§ Problem statement
Out of all the lines below, count those with the word "planes". Give the number only.

____ Supplied material

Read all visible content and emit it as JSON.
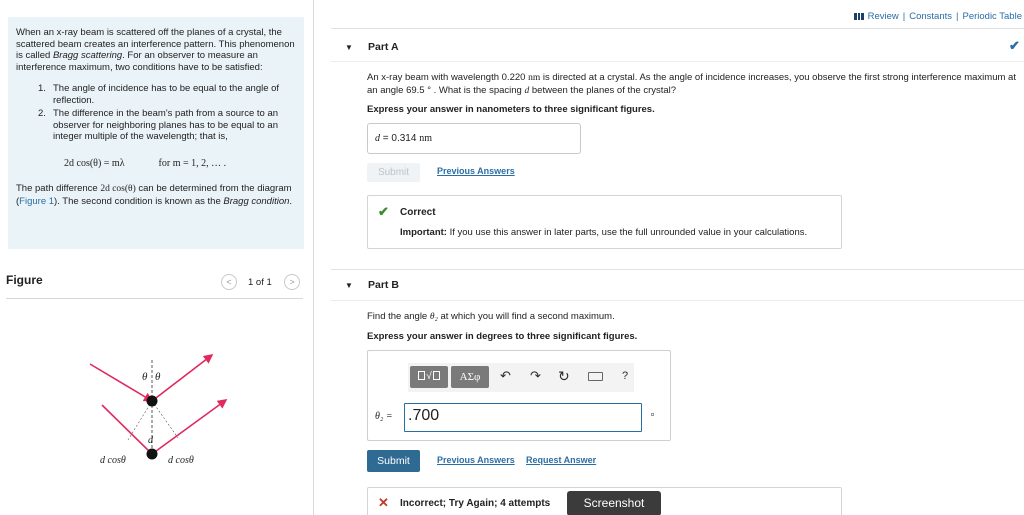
{
  "intro": {
    "para1_before": "When an x-ray beam is scattered off the planes of a crystal, the scattered beam creates an interference pattern. This phenomenon is called ",
    "para1_term": "Bragg scattering",
    "para1_after": ". For an observer to measure an interference maximum, two conditions have to be satisfied:",
    "conditions": [
      {
        "num": "1.",
        "text": "The angle of incidence has to be equal to the angle of reflection."
      },
      {
        "num": "2.",
        "text": "The difference in the beam's path from a source to an observer for neighboring planes has to be equal to an integer multiple of the wavelength; that is,"
      }
    ],
    "equation": "2d cos(θ) = mλ",
    "equation_condition": "for m = 1, 2, … .",
    "path_before": "The path difference ",
    "path_expr": "2d cos(θ)",
    "path_mid": " can be determined from the diagram (",
    "path_link": "Figure 1",
    "path_after": "). The second condition is known as the ",
    "path_term": "Bragg condition",
    "path_end": "."
  },
  "figure": {
    "title": "Figure",
    "pager_text": "1 of 1",
    "prev_glyph": "<",
    "next_glyph": ">",
    "labels": {
      "theta1": "θ",
      "theta2": "θ",
      "d": "d",
      "dcos_left": "d cosθ",
      "dcos_right": "d cosθ"
    },
    "ray_color": "#e0295f"
  },
  "header": {
    "review": "Review",
    "constants": "Constants",
    "periodic": "Periodic Table",
    "separator": "|"
  },
  "partA": {
    "toggle": "▼",
    "title": "Part A",
    "check": "✔",
    "question_before": "An x-ray beam with wavelength 0.220 ",
    "question_unit": "nm",
    "question_mid": " is directed at a crystal. As the angle of incidence increases, you observe the first strong interference maximum at an angle 69.5 ° . What is the spacing ",
    "question_var": "d",
    "question_after": " between the planes of the crystal?",
    "instruction": "Express your answer in nanometers to three significant figures.",
    "answer_var": "d",
    "answer_eq": " = ",
    "answer_value": "0.314",
    "answer_unit": "nm",
    "submit_label": "Submit",
    "previous_answers": "Previous Answers",
    "feedback_icon": "✔",
    "feedback_title": "Correct",
    "feedback_strong": "Important:",
    "feedback_text": " If you use this answer in later parts, use the full unrounded value in your calculations."
  },
  "partB": {
    "toggle": "▼",
    "title": "Part B",
    "question_before": "Find the angle ",
    "question_var": "θ₂",
    "question_after": " at which you will find a second maximum.",
    "instruction": "Express your answer in degrees to three significant figures.",
    "toolbar": {
      "templates_label": "√",
      "symbols_label": "ΑΣφ",
      "undo": "↶",
      "redo": "↷",
      "reset": "↻",
      "help": "?"
    },
    "answer_var": "θ₂ =",
    "answer_value": ".700",
    "submit_label": "Submit",
    "previous_answers": "Previous Answers",
    "request_answer": "Request Answer",
    "feedback_icon": "✕",
    "feedback_title": "Incorrect; Try Again; 4 attempts"
  },
  "overlay": {
    "screenshot_label": "Screenshot"
  }
}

________

§ Answer to the exercise
3